» **Task to complete**: Recast the records as a Markdown table with the columns Entry and Text, from the start of the records up to and including the line with "paragraph-sec11-2: User could". Give each line its own numbered row and leave out blank lines.

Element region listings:
------------------------------------------------
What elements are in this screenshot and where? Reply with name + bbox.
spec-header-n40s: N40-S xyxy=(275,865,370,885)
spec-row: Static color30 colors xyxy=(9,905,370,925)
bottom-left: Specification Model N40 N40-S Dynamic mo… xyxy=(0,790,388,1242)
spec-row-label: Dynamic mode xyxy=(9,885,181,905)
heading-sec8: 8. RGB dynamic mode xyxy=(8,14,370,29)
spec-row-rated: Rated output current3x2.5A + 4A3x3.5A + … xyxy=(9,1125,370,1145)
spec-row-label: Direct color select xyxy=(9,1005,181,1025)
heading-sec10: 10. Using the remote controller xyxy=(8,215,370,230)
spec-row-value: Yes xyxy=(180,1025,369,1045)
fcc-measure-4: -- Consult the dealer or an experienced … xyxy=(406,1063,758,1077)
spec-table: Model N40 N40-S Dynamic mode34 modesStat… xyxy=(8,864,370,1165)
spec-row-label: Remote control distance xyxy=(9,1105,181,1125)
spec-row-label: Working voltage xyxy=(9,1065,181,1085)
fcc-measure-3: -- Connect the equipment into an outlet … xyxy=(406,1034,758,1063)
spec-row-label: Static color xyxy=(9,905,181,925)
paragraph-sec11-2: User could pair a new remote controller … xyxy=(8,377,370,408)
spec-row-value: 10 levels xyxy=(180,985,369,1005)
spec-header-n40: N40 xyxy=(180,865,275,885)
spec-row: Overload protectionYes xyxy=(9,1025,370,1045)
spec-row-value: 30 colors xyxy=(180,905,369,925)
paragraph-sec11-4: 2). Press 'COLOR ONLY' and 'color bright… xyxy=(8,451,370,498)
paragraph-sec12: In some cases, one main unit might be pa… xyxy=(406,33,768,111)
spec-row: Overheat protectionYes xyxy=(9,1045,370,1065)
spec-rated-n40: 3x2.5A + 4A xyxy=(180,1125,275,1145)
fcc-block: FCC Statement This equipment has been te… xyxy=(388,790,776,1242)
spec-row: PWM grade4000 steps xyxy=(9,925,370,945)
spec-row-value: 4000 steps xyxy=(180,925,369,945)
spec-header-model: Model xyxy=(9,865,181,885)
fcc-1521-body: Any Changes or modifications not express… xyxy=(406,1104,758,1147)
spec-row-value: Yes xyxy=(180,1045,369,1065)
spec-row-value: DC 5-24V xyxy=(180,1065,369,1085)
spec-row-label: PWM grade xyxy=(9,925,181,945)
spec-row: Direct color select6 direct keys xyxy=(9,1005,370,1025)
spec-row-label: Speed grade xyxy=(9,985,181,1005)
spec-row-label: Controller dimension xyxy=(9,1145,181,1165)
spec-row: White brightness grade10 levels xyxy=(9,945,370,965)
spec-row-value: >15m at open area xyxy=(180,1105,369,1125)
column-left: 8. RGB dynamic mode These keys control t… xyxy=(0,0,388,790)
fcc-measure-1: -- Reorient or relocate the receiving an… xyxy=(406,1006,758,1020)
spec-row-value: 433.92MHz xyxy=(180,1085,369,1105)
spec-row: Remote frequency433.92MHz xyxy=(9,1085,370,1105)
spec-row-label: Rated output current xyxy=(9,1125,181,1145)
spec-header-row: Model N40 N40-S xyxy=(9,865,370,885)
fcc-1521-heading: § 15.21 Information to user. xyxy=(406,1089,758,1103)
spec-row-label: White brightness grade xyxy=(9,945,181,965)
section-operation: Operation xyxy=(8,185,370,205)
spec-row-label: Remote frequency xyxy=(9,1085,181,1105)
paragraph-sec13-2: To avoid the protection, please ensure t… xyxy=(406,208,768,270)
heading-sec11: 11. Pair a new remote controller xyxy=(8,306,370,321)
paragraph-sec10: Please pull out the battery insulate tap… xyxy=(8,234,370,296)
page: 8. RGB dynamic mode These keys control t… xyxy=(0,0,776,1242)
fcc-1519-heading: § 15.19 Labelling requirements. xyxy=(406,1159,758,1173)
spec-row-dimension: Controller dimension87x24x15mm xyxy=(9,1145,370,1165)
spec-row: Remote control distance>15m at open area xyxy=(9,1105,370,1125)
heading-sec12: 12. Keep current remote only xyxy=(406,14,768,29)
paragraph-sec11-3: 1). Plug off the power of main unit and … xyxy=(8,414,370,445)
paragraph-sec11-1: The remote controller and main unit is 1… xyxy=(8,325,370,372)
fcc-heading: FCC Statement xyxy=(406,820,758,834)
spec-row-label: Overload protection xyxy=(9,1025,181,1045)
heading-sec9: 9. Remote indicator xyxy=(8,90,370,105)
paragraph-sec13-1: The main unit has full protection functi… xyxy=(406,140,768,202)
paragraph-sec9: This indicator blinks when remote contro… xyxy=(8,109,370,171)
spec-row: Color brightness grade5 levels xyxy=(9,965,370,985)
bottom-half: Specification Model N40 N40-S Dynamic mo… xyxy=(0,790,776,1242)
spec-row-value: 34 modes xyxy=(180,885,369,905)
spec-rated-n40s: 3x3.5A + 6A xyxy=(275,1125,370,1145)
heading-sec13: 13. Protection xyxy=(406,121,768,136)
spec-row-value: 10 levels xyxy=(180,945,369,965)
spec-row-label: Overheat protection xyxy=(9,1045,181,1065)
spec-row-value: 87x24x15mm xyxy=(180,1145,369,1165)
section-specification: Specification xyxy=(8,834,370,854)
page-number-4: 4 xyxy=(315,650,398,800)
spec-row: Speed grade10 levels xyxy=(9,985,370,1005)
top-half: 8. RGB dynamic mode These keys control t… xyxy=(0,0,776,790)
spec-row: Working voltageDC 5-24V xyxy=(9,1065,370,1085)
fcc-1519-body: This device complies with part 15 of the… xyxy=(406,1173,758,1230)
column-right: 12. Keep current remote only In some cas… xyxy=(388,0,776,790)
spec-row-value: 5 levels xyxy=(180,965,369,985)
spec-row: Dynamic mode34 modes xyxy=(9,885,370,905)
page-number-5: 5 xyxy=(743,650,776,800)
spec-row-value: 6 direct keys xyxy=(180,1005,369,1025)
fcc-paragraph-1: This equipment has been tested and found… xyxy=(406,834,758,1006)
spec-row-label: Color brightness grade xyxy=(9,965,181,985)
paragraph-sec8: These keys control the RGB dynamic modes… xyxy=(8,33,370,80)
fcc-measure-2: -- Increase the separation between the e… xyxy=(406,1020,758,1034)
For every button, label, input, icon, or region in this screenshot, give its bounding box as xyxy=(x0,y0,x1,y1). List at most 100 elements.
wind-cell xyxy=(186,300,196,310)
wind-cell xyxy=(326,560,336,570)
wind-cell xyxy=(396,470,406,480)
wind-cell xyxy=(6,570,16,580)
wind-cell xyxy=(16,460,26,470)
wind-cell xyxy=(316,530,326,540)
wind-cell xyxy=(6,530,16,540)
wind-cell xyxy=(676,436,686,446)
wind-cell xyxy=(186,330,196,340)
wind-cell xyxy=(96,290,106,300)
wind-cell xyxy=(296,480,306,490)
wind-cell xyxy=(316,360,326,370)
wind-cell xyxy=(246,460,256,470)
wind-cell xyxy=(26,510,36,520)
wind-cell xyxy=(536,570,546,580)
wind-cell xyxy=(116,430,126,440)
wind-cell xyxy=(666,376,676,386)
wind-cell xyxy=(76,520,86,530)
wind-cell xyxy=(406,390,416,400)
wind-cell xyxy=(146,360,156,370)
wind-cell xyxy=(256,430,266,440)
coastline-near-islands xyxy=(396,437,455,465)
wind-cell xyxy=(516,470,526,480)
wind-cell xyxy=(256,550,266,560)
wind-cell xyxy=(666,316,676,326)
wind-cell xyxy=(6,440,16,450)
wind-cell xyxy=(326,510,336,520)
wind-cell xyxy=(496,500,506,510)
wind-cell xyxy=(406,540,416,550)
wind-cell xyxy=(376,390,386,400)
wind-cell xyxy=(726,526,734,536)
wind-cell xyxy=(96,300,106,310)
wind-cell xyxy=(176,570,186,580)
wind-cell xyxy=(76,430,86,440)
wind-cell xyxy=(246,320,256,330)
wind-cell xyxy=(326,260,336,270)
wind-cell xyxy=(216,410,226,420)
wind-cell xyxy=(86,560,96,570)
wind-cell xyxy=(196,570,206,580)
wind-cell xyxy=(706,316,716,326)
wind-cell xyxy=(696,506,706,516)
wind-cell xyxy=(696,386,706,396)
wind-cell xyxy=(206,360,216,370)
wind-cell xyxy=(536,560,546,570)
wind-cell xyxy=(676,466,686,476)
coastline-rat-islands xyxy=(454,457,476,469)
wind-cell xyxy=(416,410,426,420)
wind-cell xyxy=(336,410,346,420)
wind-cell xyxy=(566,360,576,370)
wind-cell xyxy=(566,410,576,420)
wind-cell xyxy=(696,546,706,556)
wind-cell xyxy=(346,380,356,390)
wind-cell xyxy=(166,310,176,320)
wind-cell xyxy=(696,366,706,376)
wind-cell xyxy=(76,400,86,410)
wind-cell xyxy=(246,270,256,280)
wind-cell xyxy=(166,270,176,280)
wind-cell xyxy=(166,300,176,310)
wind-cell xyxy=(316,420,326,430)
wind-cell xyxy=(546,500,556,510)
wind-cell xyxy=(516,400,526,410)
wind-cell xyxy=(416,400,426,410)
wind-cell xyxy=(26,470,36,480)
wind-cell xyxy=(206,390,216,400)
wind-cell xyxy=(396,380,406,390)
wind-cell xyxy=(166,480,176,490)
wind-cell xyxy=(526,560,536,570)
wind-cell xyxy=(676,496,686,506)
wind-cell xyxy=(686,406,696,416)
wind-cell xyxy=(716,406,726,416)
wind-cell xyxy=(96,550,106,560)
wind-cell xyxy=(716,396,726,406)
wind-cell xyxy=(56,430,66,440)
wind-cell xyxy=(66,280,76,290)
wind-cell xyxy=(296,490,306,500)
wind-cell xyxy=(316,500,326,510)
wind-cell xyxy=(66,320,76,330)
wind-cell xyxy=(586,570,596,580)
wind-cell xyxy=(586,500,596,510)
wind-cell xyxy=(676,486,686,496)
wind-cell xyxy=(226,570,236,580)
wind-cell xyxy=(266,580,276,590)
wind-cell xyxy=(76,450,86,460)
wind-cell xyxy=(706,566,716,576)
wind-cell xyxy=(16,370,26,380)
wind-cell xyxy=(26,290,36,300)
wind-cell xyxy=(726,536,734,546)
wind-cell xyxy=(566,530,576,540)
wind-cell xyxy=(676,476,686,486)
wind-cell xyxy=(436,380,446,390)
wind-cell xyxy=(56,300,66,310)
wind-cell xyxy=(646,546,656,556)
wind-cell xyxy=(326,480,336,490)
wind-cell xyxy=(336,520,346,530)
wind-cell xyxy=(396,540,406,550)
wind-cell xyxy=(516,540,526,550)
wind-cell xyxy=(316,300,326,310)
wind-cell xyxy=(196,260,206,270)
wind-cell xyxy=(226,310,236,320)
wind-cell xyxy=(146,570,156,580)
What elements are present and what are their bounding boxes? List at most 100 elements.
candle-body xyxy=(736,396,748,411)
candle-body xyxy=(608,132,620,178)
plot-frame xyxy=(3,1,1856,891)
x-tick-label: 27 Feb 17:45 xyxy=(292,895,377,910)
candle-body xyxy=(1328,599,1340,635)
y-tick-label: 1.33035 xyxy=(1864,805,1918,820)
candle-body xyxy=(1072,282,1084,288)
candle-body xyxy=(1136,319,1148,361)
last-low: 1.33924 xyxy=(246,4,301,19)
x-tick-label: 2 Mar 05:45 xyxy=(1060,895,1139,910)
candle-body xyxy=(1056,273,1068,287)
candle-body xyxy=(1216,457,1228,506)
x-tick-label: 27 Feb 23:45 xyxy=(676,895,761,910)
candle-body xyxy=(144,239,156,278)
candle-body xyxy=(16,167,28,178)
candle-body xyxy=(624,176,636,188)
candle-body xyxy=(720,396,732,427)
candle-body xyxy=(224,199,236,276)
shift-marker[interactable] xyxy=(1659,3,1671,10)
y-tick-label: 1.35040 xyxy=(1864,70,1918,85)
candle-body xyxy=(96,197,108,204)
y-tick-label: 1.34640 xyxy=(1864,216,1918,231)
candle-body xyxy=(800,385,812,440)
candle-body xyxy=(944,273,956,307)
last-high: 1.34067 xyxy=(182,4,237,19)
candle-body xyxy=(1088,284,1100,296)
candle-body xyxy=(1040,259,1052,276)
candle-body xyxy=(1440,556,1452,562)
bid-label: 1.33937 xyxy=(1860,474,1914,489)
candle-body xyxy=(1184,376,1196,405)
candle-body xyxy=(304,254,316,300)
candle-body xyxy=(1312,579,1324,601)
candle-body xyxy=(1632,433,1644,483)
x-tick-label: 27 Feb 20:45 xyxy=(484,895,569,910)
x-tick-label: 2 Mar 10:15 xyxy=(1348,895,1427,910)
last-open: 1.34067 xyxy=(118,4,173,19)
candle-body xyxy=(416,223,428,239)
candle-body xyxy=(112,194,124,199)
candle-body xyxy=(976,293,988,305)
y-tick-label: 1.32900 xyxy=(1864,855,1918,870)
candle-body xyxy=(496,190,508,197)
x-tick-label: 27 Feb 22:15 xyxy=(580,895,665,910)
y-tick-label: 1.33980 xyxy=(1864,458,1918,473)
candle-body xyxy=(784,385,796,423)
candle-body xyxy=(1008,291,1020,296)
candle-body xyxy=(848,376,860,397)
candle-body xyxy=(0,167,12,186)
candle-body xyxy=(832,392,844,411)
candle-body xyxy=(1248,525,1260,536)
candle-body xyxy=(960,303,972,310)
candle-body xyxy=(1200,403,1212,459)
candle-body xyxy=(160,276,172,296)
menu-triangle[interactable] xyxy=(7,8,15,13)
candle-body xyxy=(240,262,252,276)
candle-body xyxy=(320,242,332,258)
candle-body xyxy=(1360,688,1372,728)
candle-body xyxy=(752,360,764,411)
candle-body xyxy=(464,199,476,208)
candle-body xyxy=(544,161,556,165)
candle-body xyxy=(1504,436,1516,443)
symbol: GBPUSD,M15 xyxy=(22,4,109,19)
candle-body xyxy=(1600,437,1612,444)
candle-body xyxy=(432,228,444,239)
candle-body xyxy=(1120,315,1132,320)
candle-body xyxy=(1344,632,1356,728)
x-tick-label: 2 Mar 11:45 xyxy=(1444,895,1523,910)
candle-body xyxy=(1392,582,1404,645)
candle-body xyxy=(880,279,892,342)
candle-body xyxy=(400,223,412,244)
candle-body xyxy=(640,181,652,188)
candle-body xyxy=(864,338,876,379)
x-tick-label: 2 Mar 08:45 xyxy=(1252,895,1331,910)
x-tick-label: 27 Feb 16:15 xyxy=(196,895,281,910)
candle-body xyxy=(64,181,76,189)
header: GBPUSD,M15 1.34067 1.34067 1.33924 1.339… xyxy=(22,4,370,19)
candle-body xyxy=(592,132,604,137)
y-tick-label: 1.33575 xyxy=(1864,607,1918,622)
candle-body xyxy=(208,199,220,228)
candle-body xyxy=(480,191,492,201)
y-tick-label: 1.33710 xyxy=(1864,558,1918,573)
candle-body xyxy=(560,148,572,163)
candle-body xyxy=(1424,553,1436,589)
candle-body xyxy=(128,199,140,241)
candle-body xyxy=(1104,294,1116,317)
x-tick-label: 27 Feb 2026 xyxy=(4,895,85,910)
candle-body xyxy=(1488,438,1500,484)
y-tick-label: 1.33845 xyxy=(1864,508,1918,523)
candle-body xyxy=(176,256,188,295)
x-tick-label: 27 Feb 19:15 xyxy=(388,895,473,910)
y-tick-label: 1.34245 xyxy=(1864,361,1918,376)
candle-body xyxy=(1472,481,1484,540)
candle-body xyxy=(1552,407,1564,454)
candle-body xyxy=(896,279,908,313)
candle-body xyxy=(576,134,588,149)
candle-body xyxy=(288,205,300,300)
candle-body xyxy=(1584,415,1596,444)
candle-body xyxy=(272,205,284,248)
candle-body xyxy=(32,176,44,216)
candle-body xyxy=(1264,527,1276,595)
------------------------------------------------
» **Task output**:
| Entry | Text |
|---|---|
| 1 | What elements are in this screenshot and where? Reply with name + bbox. |
| 2 | spec-header-n40s: N40-S xyxy=(275,865,370,885) |
| 3 | spec-row: Static color30 colors xyxy=(9,905,370,925) |
| 4 | bottom-left: Specification Model N40 N40-S Dynamic mo… xyxy=(0,790,388,1242) |
| 5 | spec-row-label: Dynamic mode xyxy=(9,885,181,905) |
| 6 | heading-sec8: 8. RGB dynamic mode xyxy=(8,14,370,29) |
| 7 | spec-row-rated: Rated output current3x2.5A + 4A3x3.5A + … xyxy=(9,1125,370,1145) |
| 8 | spec-row-label: Direct color select xyxy=(9,1005,181,1025) |
| 9 | heading-sec10: 10. Using the remote controller xyxy=(8,215,370,230) |
| 10 | spec-row-value: Yes xyxy=(180,1025,369,1045) |
| 11 | fcc-measure-4: -- Consult the dealer or an experienced … xyxy=(406,1063,758,1077) |
| 12 | spec-table: Model N40 N40-S Dynamic mode34 modesStat… xyxy=(8,864,370,1165) |
| 13 | spec-row-label: Remote control distance xyxy=(9,1105,181,1125) |
| 14 | spec-row-label: Working voltage xyxy=(9,1065,181,1085) |
| 15 | fcc-measure-3: -- Connect the equipment into an outlet … xyxy=(406,1034,758,1063) |
| 16 | spec-row-label: Static color xyxy=(9,905,181,925) |
| 17 | paragraph-sec11-2: User could pair a new remote controller … xyxy=(8,377,370,408) |